Goal: Look through the listing for the word "centre". Copy each line that has it.

Supplied data:
· · · ·
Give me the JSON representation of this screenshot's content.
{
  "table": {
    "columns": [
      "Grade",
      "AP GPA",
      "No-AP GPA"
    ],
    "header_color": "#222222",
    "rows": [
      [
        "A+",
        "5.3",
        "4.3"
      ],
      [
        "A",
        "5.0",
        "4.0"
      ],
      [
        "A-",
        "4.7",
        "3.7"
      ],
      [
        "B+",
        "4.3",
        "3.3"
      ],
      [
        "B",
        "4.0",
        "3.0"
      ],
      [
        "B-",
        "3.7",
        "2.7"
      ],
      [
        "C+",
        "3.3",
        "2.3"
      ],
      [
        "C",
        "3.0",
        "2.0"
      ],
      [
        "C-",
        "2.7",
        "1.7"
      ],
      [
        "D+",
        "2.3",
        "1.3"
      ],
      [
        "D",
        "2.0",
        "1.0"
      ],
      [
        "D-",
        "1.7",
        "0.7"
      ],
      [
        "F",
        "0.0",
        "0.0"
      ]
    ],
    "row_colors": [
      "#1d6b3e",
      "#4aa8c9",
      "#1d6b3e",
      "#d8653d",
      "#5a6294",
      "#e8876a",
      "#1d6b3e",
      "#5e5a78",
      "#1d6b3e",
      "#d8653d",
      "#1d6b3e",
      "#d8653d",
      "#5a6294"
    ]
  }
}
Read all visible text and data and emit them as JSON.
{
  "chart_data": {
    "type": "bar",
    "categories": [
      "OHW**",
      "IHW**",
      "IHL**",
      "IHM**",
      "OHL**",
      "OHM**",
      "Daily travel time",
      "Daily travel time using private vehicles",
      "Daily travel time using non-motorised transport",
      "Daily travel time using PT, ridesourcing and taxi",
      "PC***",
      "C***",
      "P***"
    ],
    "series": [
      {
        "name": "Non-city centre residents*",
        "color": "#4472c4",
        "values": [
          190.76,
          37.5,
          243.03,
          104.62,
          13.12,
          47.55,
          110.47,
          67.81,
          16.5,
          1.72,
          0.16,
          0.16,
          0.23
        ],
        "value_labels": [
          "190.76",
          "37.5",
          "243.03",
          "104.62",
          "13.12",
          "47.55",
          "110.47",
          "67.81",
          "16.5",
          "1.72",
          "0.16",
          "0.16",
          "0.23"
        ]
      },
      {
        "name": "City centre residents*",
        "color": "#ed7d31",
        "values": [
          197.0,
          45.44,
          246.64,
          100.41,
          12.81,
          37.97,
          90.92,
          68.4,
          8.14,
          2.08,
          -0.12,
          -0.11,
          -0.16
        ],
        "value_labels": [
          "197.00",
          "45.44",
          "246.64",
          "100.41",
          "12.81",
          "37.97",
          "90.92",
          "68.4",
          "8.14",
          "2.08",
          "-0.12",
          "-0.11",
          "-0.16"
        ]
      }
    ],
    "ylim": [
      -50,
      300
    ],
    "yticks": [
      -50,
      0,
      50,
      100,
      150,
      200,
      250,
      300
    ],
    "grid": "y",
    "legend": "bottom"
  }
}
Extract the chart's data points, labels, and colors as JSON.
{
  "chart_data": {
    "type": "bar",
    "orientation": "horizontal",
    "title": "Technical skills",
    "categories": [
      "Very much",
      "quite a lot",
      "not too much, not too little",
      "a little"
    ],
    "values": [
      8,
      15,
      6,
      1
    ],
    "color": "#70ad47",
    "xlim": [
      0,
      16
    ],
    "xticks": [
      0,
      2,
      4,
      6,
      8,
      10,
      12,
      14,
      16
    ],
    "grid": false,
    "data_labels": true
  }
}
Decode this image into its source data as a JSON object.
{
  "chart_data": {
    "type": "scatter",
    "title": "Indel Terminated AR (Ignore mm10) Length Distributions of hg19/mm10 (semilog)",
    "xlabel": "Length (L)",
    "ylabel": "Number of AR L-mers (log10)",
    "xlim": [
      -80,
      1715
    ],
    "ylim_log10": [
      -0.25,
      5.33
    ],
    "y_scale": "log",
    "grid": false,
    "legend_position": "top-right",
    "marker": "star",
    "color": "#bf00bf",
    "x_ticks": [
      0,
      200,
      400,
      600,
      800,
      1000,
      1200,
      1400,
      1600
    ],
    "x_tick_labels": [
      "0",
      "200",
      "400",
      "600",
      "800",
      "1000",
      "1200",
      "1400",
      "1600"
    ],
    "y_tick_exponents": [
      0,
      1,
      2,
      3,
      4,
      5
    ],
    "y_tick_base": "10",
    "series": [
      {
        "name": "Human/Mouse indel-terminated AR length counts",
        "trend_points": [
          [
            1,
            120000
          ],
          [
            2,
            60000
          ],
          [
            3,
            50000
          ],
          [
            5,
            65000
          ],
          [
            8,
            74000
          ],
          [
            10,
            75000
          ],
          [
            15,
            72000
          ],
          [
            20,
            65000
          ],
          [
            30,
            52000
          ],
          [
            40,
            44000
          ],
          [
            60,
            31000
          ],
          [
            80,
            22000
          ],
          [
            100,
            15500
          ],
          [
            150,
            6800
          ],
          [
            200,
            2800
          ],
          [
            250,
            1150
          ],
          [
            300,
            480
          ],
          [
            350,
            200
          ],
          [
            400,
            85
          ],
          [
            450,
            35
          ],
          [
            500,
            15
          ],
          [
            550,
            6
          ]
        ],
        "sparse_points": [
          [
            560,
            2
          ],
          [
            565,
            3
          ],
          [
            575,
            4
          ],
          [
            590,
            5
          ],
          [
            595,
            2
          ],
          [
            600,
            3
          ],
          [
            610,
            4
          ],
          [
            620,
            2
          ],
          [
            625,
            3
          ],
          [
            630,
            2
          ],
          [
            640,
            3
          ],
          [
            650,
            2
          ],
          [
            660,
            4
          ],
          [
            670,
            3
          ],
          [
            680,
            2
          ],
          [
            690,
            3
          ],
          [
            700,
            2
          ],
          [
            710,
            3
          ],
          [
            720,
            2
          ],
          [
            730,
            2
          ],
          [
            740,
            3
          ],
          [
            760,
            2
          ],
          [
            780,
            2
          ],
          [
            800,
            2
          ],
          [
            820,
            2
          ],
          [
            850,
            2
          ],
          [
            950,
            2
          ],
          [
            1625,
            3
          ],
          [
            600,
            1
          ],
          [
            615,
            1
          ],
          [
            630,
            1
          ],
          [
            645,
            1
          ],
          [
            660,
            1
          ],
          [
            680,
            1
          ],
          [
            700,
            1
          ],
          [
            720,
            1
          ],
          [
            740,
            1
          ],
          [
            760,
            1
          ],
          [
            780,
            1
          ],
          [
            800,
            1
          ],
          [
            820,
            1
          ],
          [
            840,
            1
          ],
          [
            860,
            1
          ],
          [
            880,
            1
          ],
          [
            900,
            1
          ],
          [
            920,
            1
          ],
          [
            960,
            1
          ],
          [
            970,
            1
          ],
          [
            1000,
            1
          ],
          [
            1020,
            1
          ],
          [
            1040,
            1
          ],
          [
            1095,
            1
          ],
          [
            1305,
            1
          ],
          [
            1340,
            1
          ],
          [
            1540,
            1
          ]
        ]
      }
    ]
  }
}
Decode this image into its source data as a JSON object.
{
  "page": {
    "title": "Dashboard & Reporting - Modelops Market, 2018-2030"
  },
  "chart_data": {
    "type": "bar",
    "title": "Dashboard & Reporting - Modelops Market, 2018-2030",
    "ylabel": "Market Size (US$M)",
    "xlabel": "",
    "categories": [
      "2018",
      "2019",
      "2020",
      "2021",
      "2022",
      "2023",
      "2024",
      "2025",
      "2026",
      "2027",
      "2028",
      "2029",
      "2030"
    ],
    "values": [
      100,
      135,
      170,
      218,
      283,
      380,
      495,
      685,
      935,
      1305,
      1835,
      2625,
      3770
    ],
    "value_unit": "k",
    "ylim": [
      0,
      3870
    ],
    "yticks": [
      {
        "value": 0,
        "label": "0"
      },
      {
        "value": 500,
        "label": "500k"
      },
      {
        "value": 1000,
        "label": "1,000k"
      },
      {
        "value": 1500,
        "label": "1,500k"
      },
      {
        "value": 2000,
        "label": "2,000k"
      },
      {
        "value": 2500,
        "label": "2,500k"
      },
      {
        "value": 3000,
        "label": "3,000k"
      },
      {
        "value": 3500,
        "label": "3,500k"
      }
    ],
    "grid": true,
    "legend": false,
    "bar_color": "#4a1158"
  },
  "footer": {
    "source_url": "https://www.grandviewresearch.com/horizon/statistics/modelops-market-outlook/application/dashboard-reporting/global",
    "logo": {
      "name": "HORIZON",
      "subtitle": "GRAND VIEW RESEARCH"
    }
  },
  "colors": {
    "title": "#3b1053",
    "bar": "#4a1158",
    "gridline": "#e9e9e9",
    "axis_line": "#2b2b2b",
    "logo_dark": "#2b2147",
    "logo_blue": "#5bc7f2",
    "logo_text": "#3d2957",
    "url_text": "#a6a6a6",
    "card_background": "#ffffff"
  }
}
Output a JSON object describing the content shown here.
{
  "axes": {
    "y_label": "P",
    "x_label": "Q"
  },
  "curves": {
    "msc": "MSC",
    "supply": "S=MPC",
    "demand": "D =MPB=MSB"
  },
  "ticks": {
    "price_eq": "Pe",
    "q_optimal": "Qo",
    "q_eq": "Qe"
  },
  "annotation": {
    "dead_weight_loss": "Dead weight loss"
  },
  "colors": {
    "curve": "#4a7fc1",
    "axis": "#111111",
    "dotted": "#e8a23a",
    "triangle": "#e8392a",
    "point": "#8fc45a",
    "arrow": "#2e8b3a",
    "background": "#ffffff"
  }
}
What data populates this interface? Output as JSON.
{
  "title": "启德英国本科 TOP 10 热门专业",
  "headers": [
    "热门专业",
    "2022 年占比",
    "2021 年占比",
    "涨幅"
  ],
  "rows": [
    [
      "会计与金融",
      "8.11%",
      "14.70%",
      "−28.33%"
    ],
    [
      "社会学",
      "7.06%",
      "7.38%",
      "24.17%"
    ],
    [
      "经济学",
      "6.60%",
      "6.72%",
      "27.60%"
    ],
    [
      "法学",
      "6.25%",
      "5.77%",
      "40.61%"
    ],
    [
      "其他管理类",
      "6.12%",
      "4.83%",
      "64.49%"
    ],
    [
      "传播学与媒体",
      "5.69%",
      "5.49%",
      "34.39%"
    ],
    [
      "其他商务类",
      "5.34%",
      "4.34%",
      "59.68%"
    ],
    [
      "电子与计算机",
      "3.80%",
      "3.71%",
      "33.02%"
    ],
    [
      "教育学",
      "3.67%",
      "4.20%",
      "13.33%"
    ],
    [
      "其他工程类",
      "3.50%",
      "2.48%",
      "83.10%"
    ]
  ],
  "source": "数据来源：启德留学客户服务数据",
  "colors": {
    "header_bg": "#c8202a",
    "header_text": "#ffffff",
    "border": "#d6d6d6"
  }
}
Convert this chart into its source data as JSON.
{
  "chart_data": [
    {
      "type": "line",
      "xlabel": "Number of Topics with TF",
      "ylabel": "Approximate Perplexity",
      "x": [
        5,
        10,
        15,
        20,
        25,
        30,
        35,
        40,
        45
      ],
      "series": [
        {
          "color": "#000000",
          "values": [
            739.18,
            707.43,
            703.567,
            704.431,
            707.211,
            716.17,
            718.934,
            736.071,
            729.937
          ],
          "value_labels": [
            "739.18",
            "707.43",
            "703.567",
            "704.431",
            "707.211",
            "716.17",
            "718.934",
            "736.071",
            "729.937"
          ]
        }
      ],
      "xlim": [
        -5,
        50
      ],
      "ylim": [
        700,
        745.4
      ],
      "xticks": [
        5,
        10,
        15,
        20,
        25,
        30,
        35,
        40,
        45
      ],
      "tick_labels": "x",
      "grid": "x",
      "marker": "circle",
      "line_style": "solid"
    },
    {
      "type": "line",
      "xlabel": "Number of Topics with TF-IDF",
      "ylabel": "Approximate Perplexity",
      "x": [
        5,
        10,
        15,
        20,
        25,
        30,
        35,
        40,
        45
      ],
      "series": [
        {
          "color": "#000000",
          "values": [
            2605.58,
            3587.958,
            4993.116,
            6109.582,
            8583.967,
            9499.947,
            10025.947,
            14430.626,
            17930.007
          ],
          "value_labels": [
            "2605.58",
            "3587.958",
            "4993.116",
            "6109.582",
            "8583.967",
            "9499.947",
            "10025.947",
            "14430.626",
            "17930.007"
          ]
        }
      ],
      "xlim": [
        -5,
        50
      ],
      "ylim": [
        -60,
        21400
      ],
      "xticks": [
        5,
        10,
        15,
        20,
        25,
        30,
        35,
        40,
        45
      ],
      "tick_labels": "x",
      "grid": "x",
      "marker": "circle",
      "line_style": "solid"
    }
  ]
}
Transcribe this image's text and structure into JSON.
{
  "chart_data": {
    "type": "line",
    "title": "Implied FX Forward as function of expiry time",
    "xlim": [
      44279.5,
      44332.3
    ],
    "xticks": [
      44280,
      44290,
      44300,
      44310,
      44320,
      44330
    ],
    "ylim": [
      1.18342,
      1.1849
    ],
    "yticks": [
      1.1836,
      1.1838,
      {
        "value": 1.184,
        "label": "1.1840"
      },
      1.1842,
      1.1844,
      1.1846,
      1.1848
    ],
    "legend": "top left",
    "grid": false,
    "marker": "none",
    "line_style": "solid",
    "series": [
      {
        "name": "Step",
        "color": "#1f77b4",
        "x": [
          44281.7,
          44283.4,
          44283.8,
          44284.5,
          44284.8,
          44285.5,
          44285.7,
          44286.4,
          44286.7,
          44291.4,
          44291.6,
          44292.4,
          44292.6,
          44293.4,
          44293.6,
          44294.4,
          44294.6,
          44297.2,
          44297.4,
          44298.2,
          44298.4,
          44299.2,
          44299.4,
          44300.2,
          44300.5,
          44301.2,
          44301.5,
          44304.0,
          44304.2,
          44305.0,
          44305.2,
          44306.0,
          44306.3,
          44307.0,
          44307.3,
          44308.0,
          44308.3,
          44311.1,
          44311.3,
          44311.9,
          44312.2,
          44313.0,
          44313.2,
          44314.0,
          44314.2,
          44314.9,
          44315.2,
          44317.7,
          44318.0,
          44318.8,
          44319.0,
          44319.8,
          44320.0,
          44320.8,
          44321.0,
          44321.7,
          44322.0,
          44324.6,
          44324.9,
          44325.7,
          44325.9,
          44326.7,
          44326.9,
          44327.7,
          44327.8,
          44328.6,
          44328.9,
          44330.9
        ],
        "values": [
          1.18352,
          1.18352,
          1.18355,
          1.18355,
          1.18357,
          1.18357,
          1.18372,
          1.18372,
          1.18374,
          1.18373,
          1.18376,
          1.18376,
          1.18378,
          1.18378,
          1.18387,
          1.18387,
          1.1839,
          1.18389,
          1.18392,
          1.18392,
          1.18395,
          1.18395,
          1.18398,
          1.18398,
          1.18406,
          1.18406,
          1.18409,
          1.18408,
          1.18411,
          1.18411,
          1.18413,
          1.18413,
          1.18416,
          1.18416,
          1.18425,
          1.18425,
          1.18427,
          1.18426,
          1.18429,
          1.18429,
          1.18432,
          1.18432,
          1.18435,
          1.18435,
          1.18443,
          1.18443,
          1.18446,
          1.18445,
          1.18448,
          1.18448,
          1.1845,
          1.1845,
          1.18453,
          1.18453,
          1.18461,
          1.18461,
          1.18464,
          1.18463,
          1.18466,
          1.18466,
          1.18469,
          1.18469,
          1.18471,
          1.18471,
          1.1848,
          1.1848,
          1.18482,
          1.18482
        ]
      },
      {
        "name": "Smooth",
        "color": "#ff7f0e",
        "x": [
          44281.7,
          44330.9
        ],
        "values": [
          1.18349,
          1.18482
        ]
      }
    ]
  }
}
· · · ·
Task result:
        "name": "Non-city centre residents*",
        "name": "City centre residents*",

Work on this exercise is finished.